# Problem description
Output the listing exactly as given, from its first line through the line containing "table-row[interactable]: Umesh Chaudhari", with both ends included.

---------- Materials provided

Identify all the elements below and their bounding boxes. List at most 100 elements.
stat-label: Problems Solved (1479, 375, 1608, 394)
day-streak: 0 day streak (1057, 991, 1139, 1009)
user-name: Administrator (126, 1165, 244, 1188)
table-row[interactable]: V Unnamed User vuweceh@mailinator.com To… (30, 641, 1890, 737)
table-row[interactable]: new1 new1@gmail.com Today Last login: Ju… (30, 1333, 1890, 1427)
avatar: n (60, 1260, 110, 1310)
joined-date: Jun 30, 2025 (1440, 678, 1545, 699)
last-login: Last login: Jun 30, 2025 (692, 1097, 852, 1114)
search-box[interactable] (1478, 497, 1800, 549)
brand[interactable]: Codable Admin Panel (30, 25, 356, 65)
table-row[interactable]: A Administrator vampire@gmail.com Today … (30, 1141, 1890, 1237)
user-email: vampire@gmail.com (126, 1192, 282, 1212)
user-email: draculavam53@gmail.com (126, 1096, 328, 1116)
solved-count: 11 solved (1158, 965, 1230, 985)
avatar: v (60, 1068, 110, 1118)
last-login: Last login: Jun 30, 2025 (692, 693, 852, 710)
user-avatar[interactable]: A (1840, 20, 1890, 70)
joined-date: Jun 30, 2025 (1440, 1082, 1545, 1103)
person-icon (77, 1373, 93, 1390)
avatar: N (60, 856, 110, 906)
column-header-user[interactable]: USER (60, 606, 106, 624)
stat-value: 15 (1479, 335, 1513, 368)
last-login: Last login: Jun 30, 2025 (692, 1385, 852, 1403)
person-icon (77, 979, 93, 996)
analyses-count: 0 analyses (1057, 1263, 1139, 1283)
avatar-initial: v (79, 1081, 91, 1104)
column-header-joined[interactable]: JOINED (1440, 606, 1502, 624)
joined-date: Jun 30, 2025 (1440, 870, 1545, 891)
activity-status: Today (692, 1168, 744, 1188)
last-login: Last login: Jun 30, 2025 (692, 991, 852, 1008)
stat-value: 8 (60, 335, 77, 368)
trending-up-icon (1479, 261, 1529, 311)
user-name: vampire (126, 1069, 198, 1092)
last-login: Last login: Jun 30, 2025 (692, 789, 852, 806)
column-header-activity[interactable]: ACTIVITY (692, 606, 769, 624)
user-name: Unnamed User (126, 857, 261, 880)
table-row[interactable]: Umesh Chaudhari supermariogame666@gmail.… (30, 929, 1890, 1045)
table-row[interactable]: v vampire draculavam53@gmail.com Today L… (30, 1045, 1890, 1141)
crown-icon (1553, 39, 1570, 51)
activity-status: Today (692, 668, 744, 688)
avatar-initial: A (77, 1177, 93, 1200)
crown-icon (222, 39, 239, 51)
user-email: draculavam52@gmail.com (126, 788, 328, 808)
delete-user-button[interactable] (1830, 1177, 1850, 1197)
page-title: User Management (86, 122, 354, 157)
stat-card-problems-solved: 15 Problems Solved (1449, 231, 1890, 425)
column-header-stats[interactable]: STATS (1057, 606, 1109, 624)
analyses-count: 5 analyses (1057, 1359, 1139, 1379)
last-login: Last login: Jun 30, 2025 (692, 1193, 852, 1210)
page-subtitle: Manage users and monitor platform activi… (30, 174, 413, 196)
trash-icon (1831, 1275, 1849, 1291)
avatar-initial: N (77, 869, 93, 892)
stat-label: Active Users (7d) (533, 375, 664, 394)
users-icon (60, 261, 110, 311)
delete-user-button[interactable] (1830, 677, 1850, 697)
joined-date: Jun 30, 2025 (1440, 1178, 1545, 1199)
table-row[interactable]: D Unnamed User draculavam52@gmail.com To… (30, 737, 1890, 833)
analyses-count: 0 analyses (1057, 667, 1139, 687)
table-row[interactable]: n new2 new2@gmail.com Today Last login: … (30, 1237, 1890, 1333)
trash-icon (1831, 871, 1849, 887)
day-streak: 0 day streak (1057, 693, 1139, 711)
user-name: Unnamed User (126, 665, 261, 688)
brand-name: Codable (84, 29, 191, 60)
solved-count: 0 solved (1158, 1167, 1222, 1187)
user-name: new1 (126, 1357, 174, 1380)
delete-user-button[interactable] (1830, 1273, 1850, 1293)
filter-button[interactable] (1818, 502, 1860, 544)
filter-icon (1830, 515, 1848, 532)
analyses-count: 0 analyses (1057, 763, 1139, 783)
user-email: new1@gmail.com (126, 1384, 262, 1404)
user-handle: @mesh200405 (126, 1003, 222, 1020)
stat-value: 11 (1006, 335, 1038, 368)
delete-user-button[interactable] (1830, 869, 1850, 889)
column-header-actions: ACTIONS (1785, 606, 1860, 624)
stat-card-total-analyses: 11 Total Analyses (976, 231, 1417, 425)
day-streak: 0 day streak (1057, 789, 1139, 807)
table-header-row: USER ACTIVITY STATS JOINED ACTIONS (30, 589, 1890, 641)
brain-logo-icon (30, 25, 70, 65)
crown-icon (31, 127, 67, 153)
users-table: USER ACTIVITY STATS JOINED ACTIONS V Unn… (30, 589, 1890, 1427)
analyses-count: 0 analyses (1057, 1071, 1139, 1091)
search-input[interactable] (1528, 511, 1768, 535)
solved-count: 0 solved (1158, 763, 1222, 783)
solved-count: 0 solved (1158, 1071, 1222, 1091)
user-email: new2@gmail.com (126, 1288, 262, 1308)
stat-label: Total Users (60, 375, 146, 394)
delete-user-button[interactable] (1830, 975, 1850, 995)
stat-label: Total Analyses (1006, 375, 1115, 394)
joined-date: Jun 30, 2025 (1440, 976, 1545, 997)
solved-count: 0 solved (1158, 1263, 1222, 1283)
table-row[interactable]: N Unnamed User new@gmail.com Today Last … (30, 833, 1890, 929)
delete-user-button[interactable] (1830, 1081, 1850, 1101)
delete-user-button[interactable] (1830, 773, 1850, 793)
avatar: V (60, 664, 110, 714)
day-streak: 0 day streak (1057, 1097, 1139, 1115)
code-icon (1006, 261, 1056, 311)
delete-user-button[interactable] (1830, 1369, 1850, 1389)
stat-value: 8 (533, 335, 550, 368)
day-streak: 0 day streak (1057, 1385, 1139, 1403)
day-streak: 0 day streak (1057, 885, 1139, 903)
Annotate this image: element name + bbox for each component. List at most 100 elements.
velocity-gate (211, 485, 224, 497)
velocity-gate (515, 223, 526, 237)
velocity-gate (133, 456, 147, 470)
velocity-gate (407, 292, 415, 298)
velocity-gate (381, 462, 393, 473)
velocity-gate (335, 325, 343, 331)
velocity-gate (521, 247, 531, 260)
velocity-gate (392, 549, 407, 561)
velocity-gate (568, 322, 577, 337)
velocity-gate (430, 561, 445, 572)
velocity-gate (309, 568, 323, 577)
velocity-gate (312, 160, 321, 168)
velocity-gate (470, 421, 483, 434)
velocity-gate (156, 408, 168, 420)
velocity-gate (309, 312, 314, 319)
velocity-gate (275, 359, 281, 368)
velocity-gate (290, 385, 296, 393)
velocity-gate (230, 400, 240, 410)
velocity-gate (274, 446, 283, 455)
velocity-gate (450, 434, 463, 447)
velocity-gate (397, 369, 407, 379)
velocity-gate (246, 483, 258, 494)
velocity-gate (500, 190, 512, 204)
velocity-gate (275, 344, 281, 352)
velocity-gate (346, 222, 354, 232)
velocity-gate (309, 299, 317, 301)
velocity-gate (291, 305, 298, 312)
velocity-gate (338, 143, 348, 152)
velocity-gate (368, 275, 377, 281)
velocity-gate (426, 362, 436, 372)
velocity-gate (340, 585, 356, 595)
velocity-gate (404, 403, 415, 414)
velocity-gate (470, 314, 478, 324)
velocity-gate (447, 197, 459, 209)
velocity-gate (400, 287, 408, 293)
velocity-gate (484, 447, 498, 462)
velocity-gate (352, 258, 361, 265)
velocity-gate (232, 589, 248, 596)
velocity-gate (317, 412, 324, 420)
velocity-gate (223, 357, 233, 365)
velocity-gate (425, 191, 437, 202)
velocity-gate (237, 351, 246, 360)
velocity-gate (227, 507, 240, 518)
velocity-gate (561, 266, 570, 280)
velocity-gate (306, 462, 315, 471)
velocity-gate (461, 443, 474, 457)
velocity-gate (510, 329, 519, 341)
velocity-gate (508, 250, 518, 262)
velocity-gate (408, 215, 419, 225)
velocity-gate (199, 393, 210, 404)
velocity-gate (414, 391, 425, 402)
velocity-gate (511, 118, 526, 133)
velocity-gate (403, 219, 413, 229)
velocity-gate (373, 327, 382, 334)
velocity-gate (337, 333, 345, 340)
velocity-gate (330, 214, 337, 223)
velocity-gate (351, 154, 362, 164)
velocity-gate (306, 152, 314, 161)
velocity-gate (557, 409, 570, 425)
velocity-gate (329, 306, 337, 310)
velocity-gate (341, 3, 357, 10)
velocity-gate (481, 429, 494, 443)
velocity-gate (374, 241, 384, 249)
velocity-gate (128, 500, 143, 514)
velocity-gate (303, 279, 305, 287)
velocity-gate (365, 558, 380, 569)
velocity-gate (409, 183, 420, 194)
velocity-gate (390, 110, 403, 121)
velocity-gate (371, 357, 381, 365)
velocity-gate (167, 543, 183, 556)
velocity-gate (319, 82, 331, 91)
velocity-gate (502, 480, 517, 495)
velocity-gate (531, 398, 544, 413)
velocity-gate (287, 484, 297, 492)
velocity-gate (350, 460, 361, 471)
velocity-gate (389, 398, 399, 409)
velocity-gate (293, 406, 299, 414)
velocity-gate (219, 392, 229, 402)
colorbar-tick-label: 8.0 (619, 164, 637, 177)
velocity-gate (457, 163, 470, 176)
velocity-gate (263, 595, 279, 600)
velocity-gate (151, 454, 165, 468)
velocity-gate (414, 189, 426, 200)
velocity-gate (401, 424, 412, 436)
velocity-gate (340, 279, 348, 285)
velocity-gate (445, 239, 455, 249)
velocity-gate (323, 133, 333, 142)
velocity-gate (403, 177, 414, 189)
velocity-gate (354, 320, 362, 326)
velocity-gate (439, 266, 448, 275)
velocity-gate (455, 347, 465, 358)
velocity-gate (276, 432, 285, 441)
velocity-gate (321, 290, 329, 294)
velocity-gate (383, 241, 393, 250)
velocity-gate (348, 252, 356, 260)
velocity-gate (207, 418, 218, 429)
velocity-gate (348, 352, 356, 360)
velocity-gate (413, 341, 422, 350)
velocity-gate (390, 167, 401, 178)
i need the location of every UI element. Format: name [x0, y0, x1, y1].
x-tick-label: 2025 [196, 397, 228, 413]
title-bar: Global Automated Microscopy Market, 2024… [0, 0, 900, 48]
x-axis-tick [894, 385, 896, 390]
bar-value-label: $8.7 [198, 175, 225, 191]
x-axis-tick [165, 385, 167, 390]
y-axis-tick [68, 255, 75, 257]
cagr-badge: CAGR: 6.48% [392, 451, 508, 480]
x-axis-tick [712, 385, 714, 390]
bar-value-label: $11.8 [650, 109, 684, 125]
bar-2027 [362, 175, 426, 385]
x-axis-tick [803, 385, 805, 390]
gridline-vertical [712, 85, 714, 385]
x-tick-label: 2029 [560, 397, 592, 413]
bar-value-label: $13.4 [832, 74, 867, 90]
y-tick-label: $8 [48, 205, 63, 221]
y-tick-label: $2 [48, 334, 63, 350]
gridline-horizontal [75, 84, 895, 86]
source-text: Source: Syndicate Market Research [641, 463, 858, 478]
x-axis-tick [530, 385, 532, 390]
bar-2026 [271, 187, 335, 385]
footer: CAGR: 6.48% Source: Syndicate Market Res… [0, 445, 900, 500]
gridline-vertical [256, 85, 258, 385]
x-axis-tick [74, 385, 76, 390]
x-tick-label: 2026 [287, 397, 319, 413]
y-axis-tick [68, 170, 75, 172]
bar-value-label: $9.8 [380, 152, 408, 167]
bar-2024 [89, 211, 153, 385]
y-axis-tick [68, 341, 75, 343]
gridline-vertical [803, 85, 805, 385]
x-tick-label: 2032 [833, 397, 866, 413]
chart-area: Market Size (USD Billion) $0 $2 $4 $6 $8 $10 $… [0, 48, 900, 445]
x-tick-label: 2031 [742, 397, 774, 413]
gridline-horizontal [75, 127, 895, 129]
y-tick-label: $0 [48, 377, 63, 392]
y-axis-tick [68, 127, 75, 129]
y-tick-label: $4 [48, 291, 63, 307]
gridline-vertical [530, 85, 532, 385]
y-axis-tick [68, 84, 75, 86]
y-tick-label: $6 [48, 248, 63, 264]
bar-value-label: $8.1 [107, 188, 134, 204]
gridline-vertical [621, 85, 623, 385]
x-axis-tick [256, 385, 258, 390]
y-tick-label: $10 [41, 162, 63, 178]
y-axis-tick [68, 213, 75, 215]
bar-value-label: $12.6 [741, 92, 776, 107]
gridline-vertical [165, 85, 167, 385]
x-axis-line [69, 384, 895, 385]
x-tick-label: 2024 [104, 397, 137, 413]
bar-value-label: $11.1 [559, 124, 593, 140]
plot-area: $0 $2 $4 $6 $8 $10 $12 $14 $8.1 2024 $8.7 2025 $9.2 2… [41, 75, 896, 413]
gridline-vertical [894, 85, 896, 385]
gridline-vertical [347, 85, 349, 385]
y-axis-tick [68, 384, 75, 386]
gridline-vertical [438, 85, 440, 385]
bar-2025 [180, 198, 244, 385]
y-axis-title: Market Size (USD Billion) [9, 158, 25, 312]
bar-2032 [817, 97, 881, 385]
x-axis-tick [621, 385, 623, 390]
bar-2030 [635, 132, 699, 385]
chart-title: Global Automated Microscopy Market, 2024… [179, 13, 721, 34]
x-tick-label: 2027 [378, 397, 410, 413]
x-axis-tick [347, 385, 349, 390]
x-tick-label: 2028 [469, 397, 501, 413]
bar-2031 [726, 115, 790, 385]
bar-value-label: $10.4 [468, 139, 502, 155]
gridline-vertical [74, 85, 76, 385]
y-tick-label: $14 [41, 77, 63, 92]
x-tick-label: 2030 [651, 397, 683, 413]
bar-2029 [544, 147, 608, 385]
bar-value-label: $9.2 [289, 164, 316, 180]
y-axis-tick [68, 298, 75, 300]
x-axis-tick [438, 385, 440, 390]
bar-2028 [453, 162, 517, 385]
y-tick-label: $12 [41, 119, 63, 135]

--------------------

# Written reply
Identify all the elements below and their bounding boxes. List at most 100 elements.
stat-label: Problems Solved (1479, 375, 1608, 394)
day-streak: 0 day streak (1057, 991, 1139, 1009)
user-name: Administrator (126, 1165, 244, 1188)
table-row[interactable]: V Unnamed User vuweceh@mailinator.com To… (30, 641, 1890, 737)
table-row[interactable]: new1 new1@gmail.com Today Last login: Ju… (30, 1333, 1890, 1427)
avatar: n (60, 1260, 110, 1310)
joined-date: Jun 30, 2025 (1440, 678, 1545, 699)
last-login: Last login: Jun 30, 2025 (692, 1097, 852, 1114)
search-box[interactable] (1478, 497, 1800, 549)
brand[interactable]: Codable Admin Panel (30, 25, 356, 65)
table-row[interactable]: A Administrator vampire@gmail.com Today … (30, 1141, 1890, 1237)
user-email: vampire@gmail.com (126, 1192, 282, 1212)
user-email: draculavam53@gmail.com (126, 1096, 328, 1116)
solved-count: 11 solved (1158, 965, 1230, 985)
avatar: v (60, 1068, 110, 1118)
last-login: Last login: Jun 30, 2025 (692, 693, 852, 710)
user-avatar[interactable]: A (1840, 20, 1890, 70)
joined-date: Jun 30, 2025 (1440, 1082, 1545, 1103)
person-icon (77, 1373, 93, 1390)
avatar: N (60, 856, 110, 906)
column-header-user[interactable]: USER (60, 606, 106, 624)
stat-value: 15 (1479, 335, 1513, 368)
last-login: Last login: Jun 30, 2025 (692, 1385, 852, 1403)
person-icon (77, 979, 93, 996)
analyses-count: 0 analyses (1057, 1263, 1139, 1283)
avatar-initial: v (79, 1081, 91, 1104)
column-header-joined[interactable]: JOINED (1440, 606, 1502, 624)
joined-date: Jun 30, 2025 (1440, 870, 1545, 891)
activity-status: Today (692, 1168, 744, 1188)
last-login: Last login: Jun 30, 2025 (692, 991, 852, 1008)
stat-value: 8 (60, 335, 77, 368)
trending-up-icon (1479, 261, 1529, 311)
user-name: vampire (126, 1069, 198, 1092)
last-login: Last login: Jun 30, 2025 (692, 789, 852, 806)
column-header-activity[interactable]: ACTIVITY (692, 606, 769, 624)
user-name: Unnamed User (126, 857, 261, 880)
table-row[interactable]: Umesh Chaudhari supermariogame666@gmail.… (30, 929, 1890, 1045)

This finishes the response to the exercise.